Collection entries:
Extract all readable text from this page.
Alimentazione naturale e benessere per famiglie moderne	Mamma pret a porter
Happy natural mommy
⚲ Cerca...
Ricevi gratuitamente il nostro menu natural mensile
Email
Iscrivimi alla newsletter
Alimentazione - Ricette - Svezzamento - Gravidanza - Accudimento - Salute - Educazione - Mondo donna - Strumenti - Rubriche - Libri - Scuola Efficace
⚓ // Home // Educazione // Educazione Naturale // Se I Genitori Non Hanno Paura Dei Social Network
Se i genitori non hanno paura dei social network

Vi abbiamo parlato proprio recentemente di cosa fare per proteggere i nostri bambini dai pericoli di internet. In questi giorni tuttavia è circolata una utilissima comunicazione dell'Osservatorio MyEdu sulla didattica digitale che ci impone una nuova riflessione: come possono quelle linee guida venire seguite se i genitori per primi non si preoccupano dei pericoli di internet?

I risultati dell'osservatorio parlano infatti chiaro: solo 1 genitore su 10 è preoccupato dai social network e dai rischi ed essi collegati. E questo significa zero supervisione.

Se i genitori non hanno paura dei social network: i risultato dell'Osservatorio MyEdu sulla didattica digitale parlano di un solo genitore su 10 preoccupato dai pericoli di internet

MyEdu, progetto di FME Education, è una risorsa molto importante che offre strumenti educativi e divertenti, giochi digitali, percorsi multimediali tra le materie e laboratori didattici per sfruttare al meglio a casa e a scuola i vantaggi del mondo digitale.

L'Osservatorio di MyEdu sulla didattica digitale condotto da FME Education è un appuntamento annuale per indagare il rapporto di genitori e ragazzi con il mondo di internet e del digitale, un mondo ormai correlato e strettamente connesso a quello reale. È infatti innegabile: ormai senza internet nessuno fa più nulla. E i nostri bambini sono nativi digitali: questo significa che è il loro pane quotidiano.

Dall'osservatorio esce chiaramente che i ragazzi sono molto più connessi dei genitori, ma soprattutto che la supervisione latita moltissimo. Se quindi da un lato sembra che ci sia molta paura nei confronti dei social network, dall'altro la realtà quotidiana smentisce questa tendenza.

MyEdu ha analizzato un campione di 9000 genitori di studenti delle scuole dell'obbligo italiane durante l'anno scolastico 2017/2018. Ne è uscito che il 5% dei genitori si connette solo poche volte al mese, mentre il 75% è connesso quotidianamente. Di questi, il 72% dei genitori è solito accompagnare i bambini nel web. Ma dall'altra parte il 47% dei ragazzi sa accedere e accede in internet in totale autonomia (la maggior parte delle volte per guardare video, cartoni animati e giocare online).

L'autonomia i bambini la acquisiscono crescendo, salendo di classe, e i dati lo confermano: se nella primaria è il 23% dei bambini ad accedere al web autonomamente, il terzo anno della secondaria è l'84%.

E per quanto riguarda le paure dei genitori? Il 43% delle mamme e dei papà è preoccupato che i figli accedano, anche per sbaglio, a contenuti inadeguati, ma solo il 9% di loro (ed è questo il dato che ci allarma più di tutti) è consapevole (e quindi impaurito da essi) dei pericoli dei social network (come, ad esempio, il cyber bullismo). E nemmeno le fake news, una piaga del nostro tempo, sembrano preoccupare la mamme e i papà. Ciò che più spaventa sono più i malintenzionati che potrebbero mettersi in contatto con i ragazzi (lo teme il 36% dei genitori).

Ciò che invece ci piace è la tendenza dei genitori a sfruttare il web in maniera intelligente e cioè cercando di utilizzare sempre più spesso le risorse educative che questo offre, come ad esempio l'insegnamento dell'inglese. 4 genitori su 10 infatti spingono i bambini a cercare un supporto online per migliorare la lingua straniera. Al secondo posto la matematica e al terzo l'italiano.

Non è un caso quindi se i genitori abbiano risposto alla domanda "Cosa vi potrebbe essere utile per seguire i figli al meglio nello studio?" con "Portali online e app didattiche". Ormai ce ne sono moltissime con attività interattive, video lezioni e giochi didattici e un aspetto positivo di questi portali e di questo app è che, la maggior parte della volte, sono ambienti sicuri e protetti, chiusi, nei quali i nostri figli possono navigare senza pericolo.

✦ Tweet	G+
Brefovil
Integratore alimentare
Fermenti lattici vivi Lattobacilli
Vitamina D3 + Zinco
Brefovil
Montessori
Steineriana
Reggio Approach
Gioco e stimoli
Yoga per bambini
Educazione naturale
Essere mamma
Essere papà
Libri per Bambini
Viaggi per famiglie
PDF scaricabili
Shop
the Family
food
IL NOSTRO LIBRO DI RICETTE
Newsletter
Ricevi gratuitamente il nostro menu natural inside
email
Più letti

- _EXERCISE BRIEF_
Restate every entry word for word.

- _SOLUTION TO THE PROBLEM_
Extract all readable text from this page.
Alimentazione naturale e benessere per famiglie moderne	Mamma pret a porter
Happy natural mommy
⚲ Cerca...
Ricevi gratuitamente il nostro menu natural mensile
Email
Iscrivimi alla newsletter
Alimentazione - Ricette - Svezzamento - Gravidanza - Accudimento - Salute - Educazione - Mondo donna - Strumenti - Rubriche - Libri - Scuola Efficace
⚓ // Home // Educazione // Educazione Naturale // Se I Genitori Non Hanno Paura Dei Social Network
Se i genitori non hanno paura dei social network

Vi abbiamo parlato proprio recentemente di cosa fare per proteggere i nostri bambini dai pericoli di internet. In questi giorni tuttavia è circolata una utilissima comunicazione dell'Osservatorio MyEdu sulla didattica digitale che ci impone una nuova riflessione: come possono quelle linee guida venire seguite se i genitori per primi non si preoccupano dei pericoli di internet?

I risultati dell'osservatorio parlano infatti chiaro: solo 1 genitore su 10 è preoccupato dai social network e dai rischi ed essi collegati. E questo significa zero supervisione.

Se i genitori non hanno paura dei social network: i risultato dell'Osservatorio MyEdu sulla didattica digitale parlano di un solo genitore su 10 preoccupato dai pericoli di internet

MyEdu, progetto di FME Education, è una risorsa molto importante che offre strumenti educativi e divertenti, giochi digitali, percorsi multimediali tra le materie e laboratori didattici per sfruttare al meglio a casa e a scuola i vantaggi del mondo digitale.

L'Osservatorio di MyEdu sulla didattica digitale condotto da FME Education è un appuntamento annuale per indagare il rapporto di genitori e ragazzi con il mondo di internet e del digitale, un mondo ormai correlato e strettamente connesso a quello reale. È infatti innegabile: ormai senza internet nessuno fa più nulla. E i nostri bambini sono nativi digitali: questo significa che è il loro pane quotidiano.

Dall'osservatorio esce chiaramente che i ragazzi sono molto più connessi dei genitori, ma soprattutto che la supervisione latita moltissimo. Se quindi da un lato sembra che ci sia molta paura nei confronti dei social network, dall'altro la realtà quotidiana smentisce questa tendenza.

MyEdu ha analizzato un campione di 9000 genitori di studenti delle scuole dell'obbligo italiane durante l'anno scolastico 2017/2018. Ne è uscito che il 5% dei genitori si connette solo poche volte al mese, mentre il 75% è connesso quotidianamente. Di questi, il 72% dei genitori è solito accompagnare i bambini nel web. Ma dall'altra parte il 47% dei ragazzi sa accedere e accede in internet in totale autonomia (la maggior parte delle volte per guardare video, cartoni animati e giocare online).

L'autonomia i bambini la acquisiscono crescendo, salendo di classe, e i dati lo confermano: se nella primaria è il 23% dei bambini ad accedere al web autonomamente, il terzo anno della secondaria è l'84%.

E per quanto riguarda le paure dei genitori? Il 43% delle mamme e dei papà è preoccupato che i figli accedano, anche per sbaglio, a contenuti inadeguati, ma solo il 9% di loro (ed è questo il dato che ci allarma più di tutti) è consapevole (e quindi impaurito da essi) dei pericoli dei social network (come, ad esempio, il cyber bullismo). E nemmeno le fake news, una piaga del nostro tempo, sembrano preoccupare la mamme e i papà. Ciò che più spaventa sono più i malintenzionati che potrebbero mettersi in contatto con i ragazzi (lo teme il 36% dei genitori).

Ciò che invece ci piace è la tendenza dei genitori a sfruttare il web in maniera intelligente e cioè cercando di utilizzare sempre più spesso le risorse educative che questo offre, come ad esempio l'insegnamento dell'inglese. 4 genitori su 10 infatti spingono i bambini a cercare un supporto online per migliorare la lingua straniera. Al secondo posto la matematica e al terzo l'italiano.

Non è un caso quindi se i genitori abbiano risposto alla domanda "Cosa vi potrebbe essere utile per seguire i figli al meglio nello studio?" con "Portali online e app didattiche". Ormai ce ne sono moltissime con attività interattive, video lezioni e giochi didattici e un aspetto positivo di questi portali e di questo app è che, la maggior parte della volte, sono ambienti sicuri e protetti, chiusi, nei quali i nostri figli possono navigare senza pericolo.

✦ Tweet	G+
Brefovil
Integratore alimentare
Fermenti lattici vivi Lattobacilli
Vitamina D3 + Zinco
Brefovil
Montessori
Steineriana
Reggio Approach
Gioco e stimoli
Yoga per bambini
Educazione naturale
Essere mamma
Essere papà
Libri per Bambini
Viaggi per famiglie
PDF scaricabili
Shop
the Family
food
IL NOSTRO LIBRO DI RICETTE
Newsletter
Ricevi gratuitamente il nostro menu natural inside
email
Più letti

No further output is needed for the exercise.